'''
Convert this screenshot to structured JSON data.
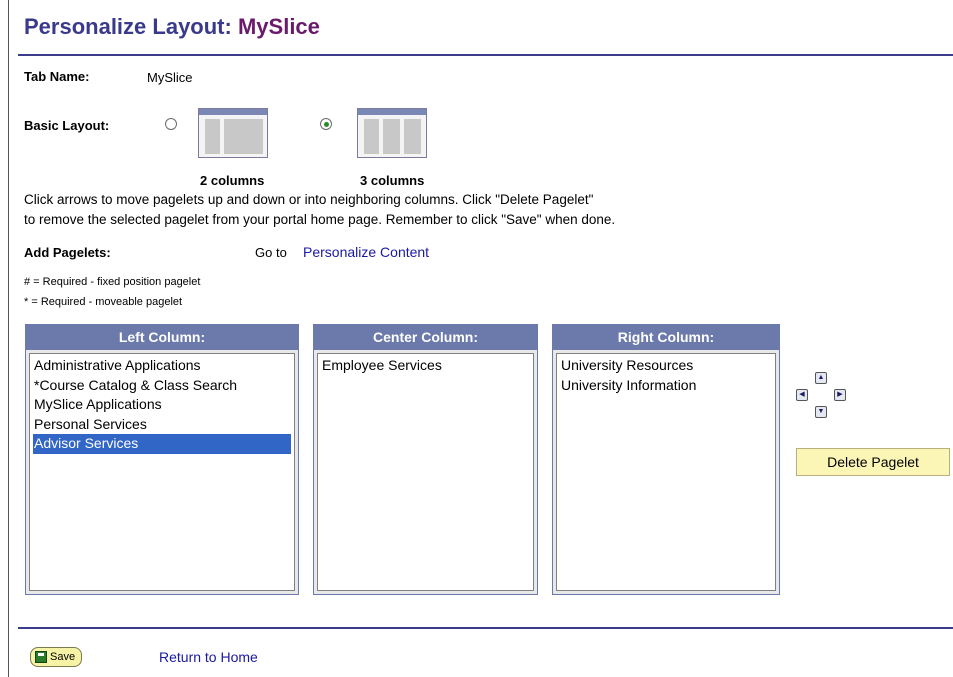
{
  "page": {
    "title_prefix": "Personalize Layout:",
    "title_tab": "MySlice"
  },
  "tab_name": {
    "label": "Tab Name:",
    "value": "MySlice"
  },
  "basic_layout": {
    "label": "Basic Layout:",
    "options": [
      {
        "label": "2 columns",
        "selected": false
      },
      {
        "label": "3 columns",
        "selected": true
      }
    ]
  },
  "instructions": {
    "line1": "Click arrows to move pagelets up and down or into neighboring columns. Click \"Delete Pagelet\"",
    "line2": "to remove the selected pagelet from your portal home page. Remember to click \"Save\" when done."
  },
  "add_pagelets": {
    "label": "Add Pagelets:",
    "goto": "Go to",
    "link": "Personalize Content"
  },
  "legend": {
    "fixed": "# = Required - fixed position pagelet",
    "moveable": "* = Required - moveable pagelet"
  },
  "columns": {
    "left": {
      "header": "Left Column:",
      "items": [
        "Administrative Applications",
        "*Course Catalog & Class Search",
        "MySlice Applications",
        "Personal Services",
        "Advisor Services"
      ],
      "selected_index": 4
    },
    "center": {
      "header": "Center Column:",
      "items": [
        "Employee Services"
      ]
    },
    "right": {
      "header": "Right Column:",
      "items": [
        "University Resources",
        "University Information"
      ]
    }
  },
  "arrows": {
    "up": "▲",
    "down": "▼",
    "left": "◀",
    "right": "▶"
  },
  "delete_button": "Delete Pagelet",
  "footer": {
    "save": "Save",
    "return_link": "Return to Home"
  },
  "colors": {
    "title": "#3a3a8c",
    "title_tab": "#6b1a6b",
    "column_header": "#6b79ab",
    "selection": "#3165c6",
    "delete_button_bg": "#fbf6b6"
  }
}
'''
What you need to do: Print all of the entries word for word. Omit the pictures they contain.

Complete output:
Convert this screenshot to structured JSON data.
{
  "page": {
    "title_prefix": "Personalize Layout:",
    "title_tab": "MySlice"
  },
  "tab_name": {
    "label": "Tab Name:",
    "value": "MySlice"
  },
  "basic_layout": {
    "label": "Basic Layout:",
    "options": [
      {
        "label": "2 columns",
        "selected": false
      },
      {
        "label": "3 columns",
        "selected": true
      }
    ]
  },
  "instructions": {
    "line1": "Click arrows to move pagelets up and down or into neighboring columns. Click \"Delete Pagelet\"",
    "line2": "to remove the selected pagelet from your portal home page. Remember to click \"Save\" when done."
  },
  "add_pagelets": {
    "label": "Add Pagelets:",
    "goto": "Go to",
    "link": "Personalize Content"
  },
  "legend": {
    "fixed": "# = Required - fixed position pagelet",
    "moveable": "* = Required - moveable pagelet"
  },
  "columns": {
    "left": {
      "header": "Left Column:",
      "items": [
        "Administrative Applications",
        "*Course Catalog & Class Search",
        "MySlice Applications",
        "Personal Services",
        "Advisor Services"
      ],
      "selected_index": 4
    },
    "center": {
      "header": "Center Column:",
      "items": [
        "Employee Services"
      ]
    },
    "right": {
      "header": "Right Column:",
      "items": [
        "University Resources",
        "University Information"
      ]
    }
  },
  "arrows": {
    "up": "▲",
    "down": "▼",
    "left": "◀",
    "right": "▶"
  },
  "delete_button": "Delete Pagelet",
  "footer": {
    "save": "Save",
    "return_link": "Return to Home"
  },
  "colors": {
    "title": "#3a3a8c",
    "title_tab": "#6b1a6b",
    "column_header": "#6b79ab",
    "selection": "#3165c6",
    "delete_button_bg": "#fbf6b6"
  }
}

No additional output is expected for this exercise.